— THE EXERCISE —
Print the full listing exactly.

— GIVEN ENTRIES —

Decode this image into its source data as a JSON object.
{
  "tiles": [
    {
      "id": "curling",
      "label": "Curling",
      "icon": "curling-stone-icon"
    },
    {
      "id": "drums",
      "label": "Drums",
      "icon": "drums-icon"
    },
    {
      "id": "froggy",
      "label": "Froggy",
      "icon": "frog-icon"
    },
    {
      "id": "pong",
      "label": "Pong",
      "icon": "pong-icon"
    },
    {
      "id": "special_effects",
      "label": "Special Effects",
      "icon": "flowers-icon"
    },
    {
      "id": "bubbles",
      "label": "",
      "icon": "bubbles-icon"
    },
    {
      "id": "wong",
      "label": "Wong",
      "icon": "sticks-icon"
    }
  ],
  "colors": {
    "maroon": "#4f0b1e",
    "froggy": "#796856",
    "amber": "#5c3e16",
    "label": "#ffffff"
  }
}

— RESULT OF THIS EXERCISE —
Decode this image into its source data as a JSON object.
{
  "tiles": [
    {
      "id": "curling",
      "label": "Curling",
      "icon": "curling-stone-icon"
    },
    {
      "id": "drums",
      "label": "Drums",
      "icon": "drums-icon"
    },
    {
      "id": "froggy",
      "label": "Froggy",
      "icon": "frog-icon"
    },
    {
      "id": "pong",
      "label": "Pong",
      "icon": "pong-icon"
    },
    {
      "id": "special_effects",
      "label": "Special Effects",
      "icon": "flowers-icon"
    },
    {
      "id": "bubbles",
      "label": "",
      "icon": "bubbles-icon"
    },
    {
      "id": "wong",
      "label": "Wong",
      "icon": "sticks-icon"
    }
  ],
  "colors": {
    "maroon": "#4f0b1e",
    "froggy": "#796856",
    "amber": "#5c3e16",
    "label": "#ffffff"
  }
}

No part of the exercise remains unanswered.